§ Aim of the task: Gather each line containing the string "chain" from these entries.

§ Input material:
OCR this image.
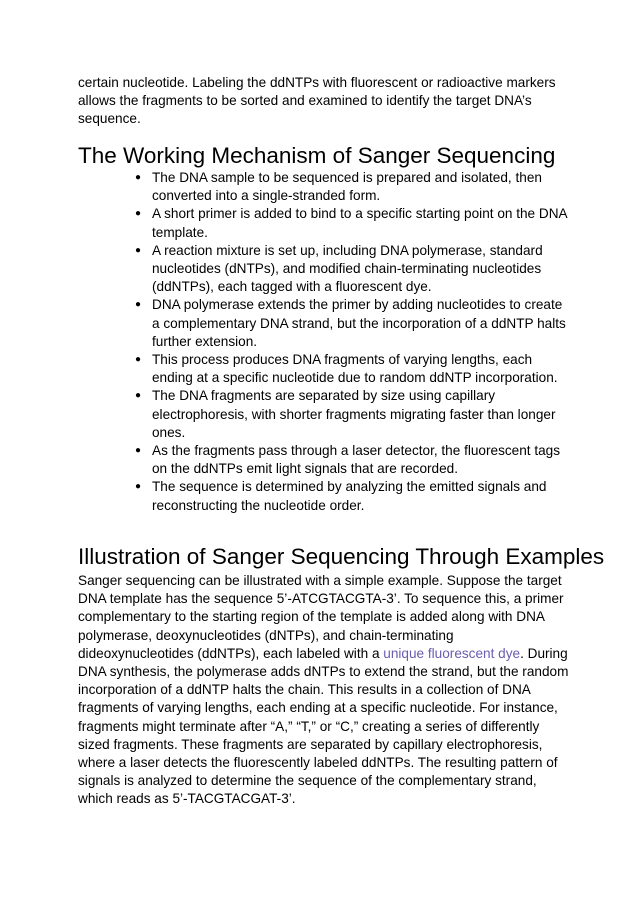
certain nucleotide. Labeling the ddNTPs with fluorescent or radioactive markers allows the fragments to be sorted and examined to identify the target DNA’s sequence.

The Working Mechanism of Sanger Sequencing
● The DNA sample to be sequenced is prepared and isolated, then converted into a single-stranded form.
● A short primer is added to bind to a specific starting point on the DNA template.
● A reaction mixture is set up, including DNA polymerase, standard nucleotides (dNTPs), and modified chain-terminating nucleotides (ddNTPs), each tagged with a fluorescent dye.
● DNA polymerase extends the primer by adding nucleotides to create a complementary DNA strand, but the incorporation of a ddNTP halts further extension.
● This process produces DNA fragments of varying lengths, each ending at a specific nucleotide due to random ddNTP incorporation.
● The DNA fragments are separated by size using capillary electrophoresis, with shorter fragments migrating faster than longer ones.
● As the fragments pass through a laser detector, the fluorescent tags on the ddNTPs emit light signals that are recorded.
● The sequence is determined by analyzing the emitted signals and reconstructing the nucleotide order.
Illustration of Sanger Sequencing Through Examples

Sanger sequencing can be illustrated with a simple example. Suppose the target DNA template has the sequence 5’-ATCGTACGTA-3’. To sequence this, a primer complementary to the starting region of the template is added along with DNA polymerase, deoxynucleotides (dNTPs), and chain-terminating dideoxynucleotides (ddNTPs), each labeled with a unique fluorescent dye. During DNA synthesis, the polymerase adds dNTPs to extend the strand, but the random incorporation of a ddNTP halts the chain. This results in a collection of DNA fragments of varying lengths, each ending at a specific nucleotide. For instance, fragments might terminate after “A,” “T,” or “C,” creating a series of differently sized fragments. These fragments are separated by capillary electrophoresis, where a laser detects the fluorescently labeled ddNTPs. The resulting pattern of signals is analyzed to determine the sequence of the complementary strand, which reads as 5’-TACGTACGAT-3’.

§ Finished answer:
● A reaction mixture is set up, including DNA polymerase, standard nucleotides (dNTPs), and modified chain-terminating nucleotides (ddNTPs), each tagged with a fluorescent dye.
Sanger sequencing can be illustrated with a simple example. Suppose the target DNA template has the sequence 5’-ATCGTACGTA-3’. To sequence this, a primer complementary to the starting region of the template is added along with DNA polymerase, deoxynucleotides (dNTPs), and chain-terminating dideoxynucleotides (ddNTPs), each labeled with a unique fluorescent dye. During DNA synthesis, the polymerase adds dNTPs to extend the strand, but the random incorporation of a ddNTP halts the chain. This results in a collection of DNA fragments of varying lengths, each ending at a specific nucleotide. For instance, fragments might terminate after “A,” “T,” or “C,” creating a series of differently sized fragments. These fragments are separated by capillary electrophoresis, where a laser detects the fluorescently labeled ddNTPs. The resulting pattern of signals is analyzed to determine the sequence of the complementary strand, which reads as 5’-TACGTACGAT-3’.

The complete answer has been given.